[EXERCISE DESCRIPTION] In the following material, identify every line holding the string "JSON" and return it.

══ RECORDS TO USE ══

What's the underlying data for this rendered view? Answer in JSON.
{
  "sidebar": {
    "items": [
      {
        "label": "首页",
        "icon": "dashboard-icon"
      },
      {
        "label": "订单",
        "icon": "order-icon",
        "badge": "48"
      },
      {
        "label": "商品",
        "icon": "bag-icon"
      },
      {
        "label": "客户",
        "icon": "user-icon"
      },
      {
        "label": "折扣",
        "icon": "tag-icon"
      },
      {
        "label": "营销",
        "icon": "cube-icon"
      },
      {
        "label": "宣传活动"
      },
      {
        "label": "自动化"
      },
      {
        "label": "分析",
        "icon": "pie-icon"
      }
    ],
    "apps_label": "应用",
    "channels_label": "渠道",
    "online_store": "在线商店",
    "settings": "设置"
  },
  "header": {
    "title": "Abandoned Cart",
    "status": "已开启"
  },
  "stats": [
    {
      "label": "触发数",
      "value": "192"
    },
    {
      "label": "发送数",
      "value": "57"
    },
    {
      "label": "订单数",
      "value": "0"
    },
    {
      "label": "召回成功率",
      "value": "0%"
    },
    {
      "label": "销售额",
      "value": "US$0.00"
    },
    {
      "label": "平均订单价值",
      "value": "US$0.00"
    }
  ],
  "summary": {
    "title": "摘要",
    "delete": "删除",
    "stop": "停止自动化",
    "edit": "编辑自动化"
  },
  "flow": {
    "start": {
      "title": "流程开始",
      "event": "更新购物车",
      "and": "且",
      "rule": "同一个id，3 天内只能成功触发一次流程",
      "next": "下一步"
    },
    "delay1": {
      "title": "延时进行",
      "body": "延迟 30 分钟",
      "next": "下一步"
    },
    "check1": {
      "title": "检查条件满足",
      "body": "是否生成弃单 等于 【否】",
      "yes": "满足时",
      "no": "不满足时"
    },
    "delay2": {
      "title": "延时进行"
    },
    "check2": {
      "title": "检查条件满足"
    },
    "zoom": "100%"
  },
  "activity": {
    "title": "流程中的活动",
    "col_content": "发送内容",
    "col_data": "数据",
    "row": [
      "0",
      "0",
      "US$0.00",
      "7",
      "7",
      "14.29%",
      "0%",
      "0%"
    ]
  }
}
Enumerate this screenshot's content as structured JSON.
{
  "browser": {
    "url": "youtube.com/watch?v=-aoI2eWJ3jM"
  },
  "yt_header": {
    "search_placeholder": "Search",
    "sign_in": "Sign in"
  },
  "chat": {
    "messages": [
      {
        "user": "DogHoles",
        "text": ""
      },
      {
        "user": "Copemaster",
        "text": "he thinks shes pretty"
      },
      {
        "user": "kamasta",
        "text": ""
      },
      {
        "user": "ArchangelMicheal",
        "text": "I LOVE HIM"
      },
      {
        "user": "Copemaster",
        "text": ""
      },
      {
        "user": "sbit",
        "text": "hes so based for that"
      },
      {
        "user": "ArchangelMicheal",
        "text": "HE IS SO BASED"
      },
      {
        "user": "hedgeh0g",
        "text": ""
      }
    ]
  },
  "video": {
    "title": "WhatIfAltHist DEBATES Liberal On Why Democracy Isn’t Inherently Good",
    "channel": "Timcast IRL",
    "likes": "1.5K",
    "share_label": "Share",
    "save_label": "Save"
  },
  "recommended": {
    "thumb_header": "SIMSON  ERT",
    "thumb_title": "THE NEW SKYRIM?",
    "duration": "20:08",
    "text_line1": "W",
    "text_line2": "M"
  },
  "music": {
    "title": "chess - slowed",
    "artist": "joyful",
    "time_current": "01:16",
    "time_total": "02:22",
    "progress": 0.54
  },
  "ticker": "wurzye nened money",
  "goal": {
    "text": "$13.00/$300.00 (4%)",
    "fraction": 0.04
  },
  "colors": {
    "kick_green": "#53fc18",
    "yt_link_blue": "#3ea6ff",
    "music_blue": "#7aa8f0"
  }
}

═══

[RESULT BELOW]
What's the underlying data for this rendered view? Answer in JSON.
Enumerate this screenshot's content as structured JSON.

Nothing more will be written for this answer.